To do.
From the entries below, copy every line holding the word "upload".

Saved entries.
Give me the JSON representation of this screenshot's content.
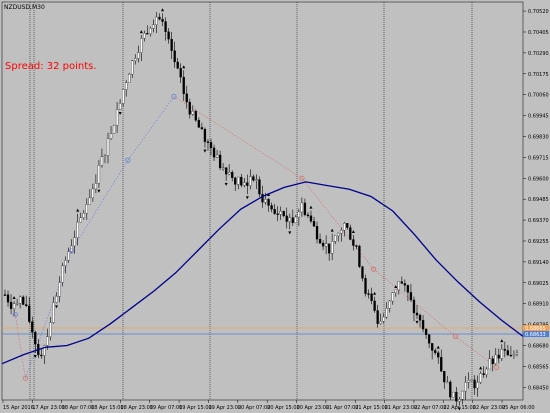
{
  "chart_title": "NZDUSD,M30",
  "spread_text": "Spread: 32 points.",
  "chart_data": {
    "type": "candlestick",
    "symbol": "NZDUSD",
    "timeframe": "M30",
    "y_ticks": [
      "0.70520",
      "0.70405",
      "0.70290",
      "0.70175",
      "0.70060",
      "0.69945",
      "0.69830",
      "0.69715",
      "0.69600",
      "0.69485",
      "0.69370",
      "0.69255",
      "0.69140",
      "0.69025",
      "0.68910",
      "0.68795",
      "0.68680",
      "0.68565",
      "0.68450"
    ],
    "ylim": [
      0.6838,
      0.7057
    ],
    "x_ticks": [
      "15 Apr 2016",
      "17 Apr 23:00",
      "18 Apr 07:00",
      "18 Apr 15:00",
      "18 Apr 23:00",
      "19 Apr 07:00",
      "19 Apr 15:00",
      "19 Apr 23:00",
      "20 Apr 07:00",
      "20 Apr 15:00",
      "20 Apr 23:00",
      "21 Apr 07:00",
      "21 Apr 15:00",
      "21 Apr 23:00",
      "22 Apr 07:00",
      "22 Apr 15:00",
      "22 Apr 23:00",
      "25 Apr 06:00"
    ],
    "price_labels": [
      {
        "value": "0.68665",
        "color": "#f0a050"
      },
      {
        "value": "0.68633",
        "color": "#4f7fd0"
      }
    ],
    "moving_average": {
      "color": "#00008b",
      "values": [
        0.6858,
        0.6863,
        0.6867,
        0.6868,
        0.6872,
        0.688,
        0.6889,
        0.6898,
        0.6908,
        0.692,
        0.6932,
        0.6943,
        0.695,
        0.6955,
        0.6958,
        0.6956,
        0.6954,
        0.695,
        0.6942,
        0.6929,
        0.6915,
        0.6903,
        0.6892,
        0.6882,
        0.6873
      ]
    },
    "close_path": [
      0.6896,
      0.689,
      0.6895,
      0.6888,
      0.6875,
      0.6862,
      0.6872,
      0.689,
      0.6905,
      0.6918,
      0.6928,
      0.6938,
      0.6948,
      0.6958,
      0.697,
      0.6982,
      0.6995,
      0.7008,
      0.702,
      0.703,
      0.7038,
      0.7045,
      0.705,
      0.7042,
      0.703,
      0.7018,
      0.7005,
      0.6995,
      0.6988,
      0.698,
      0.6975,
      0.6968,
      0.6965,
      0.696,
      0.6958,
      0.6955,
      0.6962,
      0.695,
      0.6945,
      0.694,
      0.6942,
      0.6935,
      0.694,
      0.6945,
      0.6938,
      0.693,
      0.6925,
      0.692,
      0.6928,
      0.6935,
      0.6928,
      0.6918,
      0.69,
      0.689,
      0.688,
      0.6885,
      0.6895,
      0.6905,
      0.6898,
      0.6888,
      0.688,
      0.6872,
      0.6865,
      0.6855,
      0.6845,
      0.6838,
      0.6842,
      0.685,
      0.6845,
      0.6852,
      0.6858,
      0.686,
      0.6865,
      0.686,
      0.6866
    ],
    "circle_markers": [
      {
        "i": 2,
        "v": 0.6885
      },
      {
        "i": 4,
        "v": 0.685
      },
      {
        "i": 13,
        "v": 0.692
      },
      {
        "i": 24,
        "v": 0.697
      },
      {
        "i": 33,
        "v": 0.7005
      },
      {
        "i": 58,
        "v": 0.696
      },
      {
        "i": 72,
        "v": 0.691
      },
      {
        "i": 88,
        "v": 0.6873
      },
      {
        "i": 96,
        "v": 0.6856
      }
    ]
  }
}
--
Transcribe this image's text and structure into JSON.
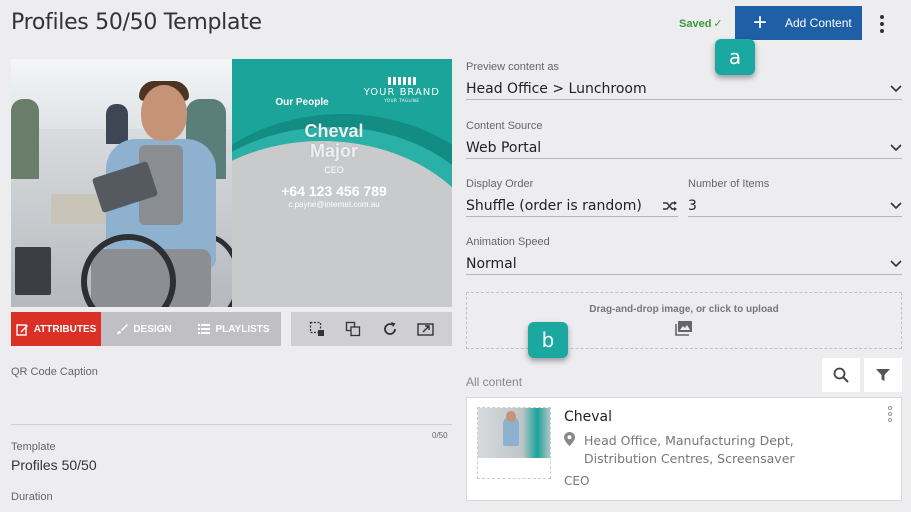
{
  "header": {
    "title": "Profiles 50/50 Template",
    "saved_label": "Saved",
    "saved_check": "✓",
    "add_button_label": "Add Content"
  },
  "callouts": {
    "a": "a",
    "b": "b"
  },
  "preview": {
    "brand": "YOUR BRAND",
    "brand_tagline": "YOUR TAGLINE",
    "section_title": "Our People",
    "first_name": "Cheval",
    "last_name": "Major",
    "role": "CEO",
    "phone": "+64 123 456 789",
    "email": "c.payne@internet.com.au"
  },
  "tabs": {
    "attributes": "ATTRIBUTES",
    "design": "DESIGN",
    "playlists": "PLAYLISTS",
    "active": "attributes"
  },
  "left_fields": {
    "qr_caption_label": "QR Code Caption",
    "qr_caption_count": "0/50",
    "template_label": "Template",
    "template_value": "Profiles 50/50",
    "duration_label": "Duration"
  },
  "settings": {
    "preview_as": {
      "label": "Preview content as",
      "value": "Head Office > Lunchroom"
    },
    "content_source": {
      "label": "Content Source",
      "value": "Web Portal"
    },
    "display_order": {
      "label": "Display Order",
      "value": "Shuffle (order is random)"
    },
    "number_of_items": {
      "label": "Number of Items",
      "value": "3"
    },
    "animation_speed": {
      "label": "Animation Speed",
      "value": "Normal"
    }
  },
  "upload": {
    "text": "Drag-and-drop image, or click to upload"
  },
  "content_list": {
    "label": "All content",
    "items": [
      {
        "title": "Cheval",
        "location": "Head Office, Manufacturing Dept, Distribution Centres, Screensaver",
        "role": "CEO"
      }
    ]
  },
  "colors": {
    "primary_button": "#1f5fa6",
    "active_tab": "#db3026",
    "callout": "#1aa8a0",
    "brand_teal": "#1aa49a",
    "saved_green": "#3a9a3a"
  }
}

Solved problem.
  "upload": {
    "text": "Drag-and-drop image, or click to upload"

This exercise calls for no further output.